# [EJERCICIO BREVE]
Actualiza todas las entradas reescribiéndolas con "analysis-text" en lugar de "fenxi-text", sin alterar nada más.

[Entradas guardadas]
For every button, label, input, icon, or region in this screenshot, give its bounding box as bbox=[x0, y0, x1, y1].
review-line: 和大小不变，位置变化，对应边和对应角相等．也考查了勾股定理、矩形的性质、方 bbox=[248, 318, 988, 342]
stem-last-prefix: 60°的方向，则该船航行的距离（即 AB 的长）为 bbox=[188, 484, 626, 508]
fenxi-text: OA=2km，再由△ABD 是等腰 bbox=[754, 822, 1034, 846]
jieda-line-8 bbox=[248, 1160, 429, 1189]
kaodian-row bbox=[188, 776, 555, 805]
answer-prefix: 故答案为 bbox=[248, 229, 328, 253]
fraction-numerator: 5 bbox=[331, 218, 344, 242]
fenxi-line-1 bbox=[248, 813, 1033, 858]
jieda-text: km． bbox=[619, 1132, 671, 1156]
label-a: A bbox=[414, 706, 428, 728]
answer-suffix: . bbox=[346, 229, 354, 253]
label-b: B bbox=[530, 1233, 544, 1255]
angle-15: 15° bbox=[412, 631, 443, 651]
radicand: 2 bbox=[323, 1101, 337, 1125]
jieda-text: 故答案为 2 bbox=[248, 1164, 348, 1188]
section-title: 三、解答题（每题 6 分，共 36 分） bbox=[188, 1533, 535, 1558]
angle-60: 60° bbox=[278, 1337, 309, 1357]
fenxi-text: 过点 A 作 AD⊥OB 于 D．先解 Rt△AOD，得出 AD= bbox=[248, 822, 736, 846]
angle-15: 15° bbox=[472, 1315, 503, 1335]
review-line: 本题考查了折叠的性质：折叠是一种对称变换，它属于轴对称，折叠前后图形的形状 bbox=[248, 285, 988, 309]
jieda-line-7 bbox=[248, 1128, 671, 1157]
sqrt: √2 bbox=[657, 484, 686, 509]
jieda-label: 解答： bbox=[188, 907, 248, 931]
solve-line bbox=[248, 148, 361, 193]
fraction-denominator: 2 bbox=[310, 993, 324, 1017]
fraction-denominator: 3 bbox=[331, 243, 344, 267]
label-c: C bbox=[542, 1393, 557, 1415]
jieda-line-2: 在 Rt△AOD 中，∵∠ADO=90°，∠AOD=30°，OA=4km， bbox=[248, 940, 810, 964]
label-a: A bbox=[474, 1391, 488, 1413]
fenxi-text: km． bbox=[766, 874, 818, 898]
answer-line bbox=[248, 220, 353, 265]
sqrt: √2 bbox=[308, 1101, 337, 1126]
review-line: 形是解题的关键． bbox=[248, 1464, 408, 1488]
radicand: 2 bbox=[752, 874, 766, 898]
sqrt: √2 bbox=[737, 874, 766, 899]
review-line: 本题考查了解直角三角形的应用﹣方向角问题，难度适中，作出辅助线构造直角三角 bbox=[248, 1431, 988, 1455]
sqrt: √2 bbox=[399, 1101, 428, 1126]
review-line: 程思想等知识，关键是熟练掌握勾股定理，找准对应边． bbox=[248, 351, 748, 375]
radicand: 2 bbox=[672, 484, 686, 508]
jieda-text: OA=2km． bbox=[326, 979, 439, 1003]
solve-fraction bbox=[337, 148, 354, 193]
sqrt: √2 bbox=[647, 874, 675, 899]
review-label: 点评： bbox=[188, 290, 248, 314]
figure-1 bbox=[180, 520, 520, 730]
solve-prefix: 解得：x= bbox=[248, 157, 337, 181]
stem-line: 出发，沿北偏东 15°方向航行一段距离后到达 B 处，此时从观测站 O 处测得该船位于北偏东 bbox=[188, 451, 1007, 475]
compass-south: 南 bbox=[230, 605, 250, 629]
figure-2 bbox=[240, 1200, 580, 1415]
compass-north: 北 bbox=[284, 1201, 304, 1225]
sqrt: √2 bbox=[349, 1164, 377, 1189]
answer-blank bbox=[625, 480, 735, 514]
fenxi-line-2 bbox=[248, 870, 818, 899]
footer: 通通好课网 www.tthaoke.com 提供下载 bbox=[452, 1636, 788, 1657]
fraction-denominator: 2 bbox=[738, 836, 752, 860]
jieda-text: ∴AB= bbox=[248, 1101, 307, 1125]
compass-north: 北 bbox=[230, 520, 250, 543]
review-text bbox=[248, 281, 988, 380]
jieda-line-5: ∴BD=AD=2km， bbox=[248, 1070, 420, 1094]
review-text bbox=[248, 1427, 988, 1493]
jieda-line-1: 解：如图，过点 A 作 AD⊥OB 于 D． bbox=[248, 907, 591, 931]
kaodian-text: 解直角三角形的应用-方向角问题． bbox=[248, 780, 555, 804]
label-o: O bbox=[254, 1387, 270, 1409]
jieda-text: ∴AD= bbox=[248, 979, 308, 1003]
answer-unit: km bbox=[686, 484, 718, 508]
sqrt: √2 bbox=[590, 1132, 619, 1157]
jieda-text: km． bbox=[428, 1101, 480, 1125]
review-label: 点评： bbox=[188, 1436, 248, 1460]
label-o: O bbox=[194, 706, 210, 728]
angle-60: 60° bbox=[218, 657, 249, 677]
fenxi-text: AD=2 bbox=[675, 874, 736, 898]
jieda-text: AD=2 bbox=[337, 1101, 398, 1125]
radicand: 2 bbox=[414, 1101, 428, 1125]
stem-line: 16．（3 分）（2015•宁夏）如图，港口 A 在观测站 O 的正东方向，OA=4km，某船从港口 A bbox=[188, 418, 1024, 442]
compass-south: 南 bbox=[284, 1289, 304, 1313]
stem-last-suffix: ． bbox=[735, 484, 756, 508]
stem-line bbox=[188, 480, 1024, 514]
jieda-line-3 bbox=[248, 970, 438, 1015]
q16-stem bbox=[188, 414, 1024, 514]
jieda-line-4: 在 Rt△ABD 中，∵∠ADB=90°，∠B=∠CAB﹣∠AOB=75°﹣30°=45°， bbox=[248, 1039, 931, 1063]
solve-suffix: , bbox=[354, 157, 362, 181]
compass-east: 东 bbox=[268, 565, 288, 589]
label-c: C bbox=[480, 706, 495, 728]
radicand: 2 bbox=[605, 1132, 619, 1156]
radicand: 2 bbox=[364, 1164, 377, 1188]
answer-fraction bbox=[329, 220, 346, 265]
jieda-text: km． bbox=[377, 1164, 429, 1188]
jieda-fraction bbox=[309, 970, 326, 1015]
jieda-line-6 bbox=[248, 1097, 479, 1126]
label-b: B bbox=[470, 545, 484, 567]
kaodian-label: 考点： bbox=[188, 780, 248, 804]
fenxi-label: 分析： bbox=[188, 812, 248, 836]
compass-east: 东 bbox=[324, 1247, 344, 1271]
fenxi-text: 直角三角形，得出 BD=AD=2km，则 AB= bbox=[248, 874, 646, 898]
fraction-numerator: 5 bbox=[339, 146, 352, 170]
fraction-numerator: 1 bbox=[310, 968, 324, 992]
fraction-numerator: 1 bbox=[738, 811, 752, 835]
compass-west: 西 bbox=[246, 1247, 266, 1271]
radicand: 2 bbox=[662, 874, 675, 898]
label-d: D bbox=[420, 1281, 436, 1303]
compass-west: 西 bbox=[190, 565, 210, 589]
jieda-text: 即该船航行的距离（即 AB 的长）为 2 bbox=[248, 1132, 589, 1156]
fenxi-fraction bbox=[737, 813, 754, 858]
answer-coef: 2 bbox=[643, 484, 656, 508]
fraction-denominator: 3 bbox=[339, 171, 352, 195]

# [SOLUCIÓN ESCRITA]
For every button, label, input, icon, or region in this screenshot, give its bounding box as bbox=[x0, y0, x1, y1].
review-line: 和大小不变，位置变化，对应边和对应角相等．也考查了勾股定理、矩形的性质、方 bbox=[248, 318, 988, 342]
stem-last-prefix: 60°的方向，则该船航行的距离（即 AB 的长）为 bbox=[188, 484, 626, 508]
analysis-text: OA=2km，再由△ABD 是等腰 bbox=[754, 822, 1034, 846]
jieda-line-8 bbox=[248, 1160, 429, 1189]
kaodian-row bbox=[188, 776, 555, 805]
answer-prefix: 故答案为 bbox=[248, 229, 328, 253]
fraction-numerator: 5 bbox=[331, 218, 344, 242]
fenxi-line-1 bbox=[248, 813, 1033, 858]
jieda-text: km． bbox=[619, 1132, 671, 1156]
label-a: A bbox=[414, 706, 428, 728]
answer-suffix: . bbox=[346, 229, 354, 253]
label-b: B bbox=[530, 1233, 544, 1255]
angle-15: 15° bbox=[412, 631, 443, 651]
radicand: 2 bbox=[323, 1101, 337, 1125]
jieda-text: 故答案为 2 bbox=[248, 1164, 348, 1188]
section-title: 三、解答题（每题 6 分，共 36 分） bbox=[188, 1533, 535, 1558]
angle-60: 60° bbox=[278, 1337, 309, 1357]
analysis-text: 过点 A 作 AD⊥OB 于 D．先解 Rt△AOD，得出 AD= bbox=[248, 822, 736, 846]
angle-15: 15° bbox=[472, 1315, 503, 1335]
review-line: 本题考查了折叠的性质：折叠是一种对称变换，它属于轴对称，折叠前后图形的形状 bbox=[248, 285, 988, 309]
jieda-line-7 bbox=[248, 1128, 671, 1157]
sqrt: √2 bbox=[657, 484, 686, 509]
jieda-label: 解答： bbox=[188, 907, 248, 931]
solve-line bbox=[248, 148, 361, 193]
fraction-denominator: 2 bbox=[310, 993, 324, 1017]
fraction-denominator: 3 bbox=[331, 243, 344, 267]
label-c: C bbox=[542, 1393, 557, 1415]
jieda-line-2: 在 Rt△AOD 中，∵∠ADO=90°，∠AOD=30°，OA=4km， bbox=[248, 940, 810, 964]
label-a: A bbox=[474, 1391, 488, 1413]
analysis-text: km． bbox=[766, 874, 818, 898]
answer-line bbox=[248, 220, 353, 265]
sqrt: √2 bbox=[308, 1101, 337, 1126]
review-line: 形是解题的关键． bbox=[248, 1464, 408, 1488]
radicand: 2 bbox=[752, 874, 766, 898]
sqrt: √2 bbox=[737, 874, 766, 899]
review-line: 本题考查了解直角三角形的应用﹣方向角问题，难度适中，作出辅助线构造直角三角 bbox=[248, 1431, 988, 1455]
sqrt: √2 bbox=[399, 1101, 428, 1126]
review-line: 程思想等知识，关键是熟练掌握勾股定理，找准对应边． bbox=[248, 351, 748, 375]
radicand: 2 bbox=[672, 484, 686, 508]
jieda-text: OA=2km． bbox=[326, 979, 439, 1003]
solve-fraction bbox=[337, 148, 354, 193]
sqrt: √2 bbox=[647, 874, 675, 899]
review-label: 点评： bbox=[188, 290, 248, 314]
figure-1 bbox=[180, 520, 520, 730]
solve-prefix: 解得：x= bbox=[248, 157, 337, 181]
stem-line: 出发，沿北偏东 15°方向航行一段距离后到达 B 处，此时从观测站 O 处测得该船位于北偏东 bbox=[188, 451, 1007, 475]
compass-south: 南 bbox=[230, 605, 250, 629]
figure-2 bbox=[240, 1200, 580, 1415]
compass-north: 北 bbox=[284, 1201, 304, 1225]
sqrt: √2 bbox=[349, 1164, 377, 1189]
answer-blank bbox=[625, 480, 735, 514]
fenxi-line-2 bbox=[248, 870, 818, 899]
footer: 通通好课网 www.tthaoke.com 提供下载 bbox=[452, 1636, 788, 1657]
fraction-denominator: 2 bbox=[738, 836, 752, 860]
jieda-text: ∴AB= bbox=[248, 1101, 307, 1125]
compass-north: 北 bbox=[230, 520, 250, 543]
review-text bbox=[248, 281, 988, 380]
jieda-line-5: ∴BD=AD=2km， bbox=[248, 1070, 420, 1094]
review-text bbox=[248, 1427, 988, 1493]
jieda-line-1: 解：如图，过点 A 作 AD⊥OB 于 D． bbox=[248, 907, 591, 931]
kaodian-text: 解直角三角形的应用-方向角问题． bbox=[248, 780, 555, 804]
label-o: O bbox=[254, 1387, 270, 1409]
jieda-text: ∴AD= bbox=[248, 979, 308, 1003]
answer-unit: km bbox=[686, 484, 718, 508]
sqrt: √2 bbox=[590, 1132, 619, 1157]
jieda-text: km． bbox=[428, 1101, 480, 1125]
review-label: 点评： bbox=[188, 1436, 248, 1460]
label-o: O bbox=[194, 706, 210, 728]
angle-60: 60° bbox=[218, 657, 249, 677]
analysis-text: AD=2 bbox=[675, 874, 736, 898]
jieda-text: AD=2 bbox=[337, 1101, 398, 1125]
radicand: 2 bbox=[414, 1101, 428, 1125]
stem-line: 16．（3 分）（2015•宁夏）如图，港口 A 在观测站 O 的正东方向，OA=4km，某船从港口 A bbox=[188, 418, 1024, 442]
compass-south: 南 bbox=[284, 1289, 304, 1313]
stem-last-suffix: ． bbox=[735, 484, 756, 508]
stem-line bbox=[188, 480, 1024, 514]
jieda-line-3 bbox=[248, 970, 438, 1015]
q16-stem bbox=[188, 414, 1024, 514]
jieda-line-4: 在 Rt△ABD 中，∵∠ADB=90°，∠B=∠CAB﹣∠AOB=75°﹣30°=45°， bbox=[248, 1039, 931, 1063]
solve-suffix: , bbox=[354, 157, 362, 181]
compass-east: 东 bbox=[268, 565, 288, 589]
label-c: C bbox=[480, 706, 495, 728]
radicand: 2 bbox=[605, 1132, 619, 1156]
radicand: 2 bbox=[364, 1164, 377, 1188]
answer-fraction bbox=[329, 220, 346, 265]
jieda-text: km． bbox=[377, 1164, 429, 1188]
jieda-fraction bbox=[309, 970, 326, 1015]
jieda-line-6 bbox=[248, 1097, 479, 1126]
label-b: B bbox=[470, 545, 484, 567]
kaodian-label: 考点： bbox=[188, 780, 248, 804]
fenxi-label: 分析： bbox=[188, 812, 248, 836]
compass-east: 东 bbox=[324, 1247, 344, 1271]
analysis-text: 直角三角形，得出 BD=AD=2km，则 AB= bbox=[248, 874, 646, 898]
fraction-numerator: 5 bbox=[339, 146, 352, 170]
fraction-numerator: 1 bbox=[310, 968, 324, 992]
fraction-numerator: 1 bbox=[738, 811, 752, 835]
compass-west: 西 bbox=[246, 1247, 266, 1271]
radicand: 2 bbox=[662, 874, 675, 898]
label-d: D bbox=[420, 1281, 436, 1303]
compass-west: 西 bbox=[190, 565, 210, 589]
jieda-text: 即该船航行的距离（即 AB 的长）为 2 bbox=[248, 1132, 589, 1156]
fenxi-fraction bbox=[737, 813, 754, 858]
answer-coef: 2 bbox=[643, 484, 656, 508]
fraction-denominator: 3 bbox=[339, 171, 352, 195]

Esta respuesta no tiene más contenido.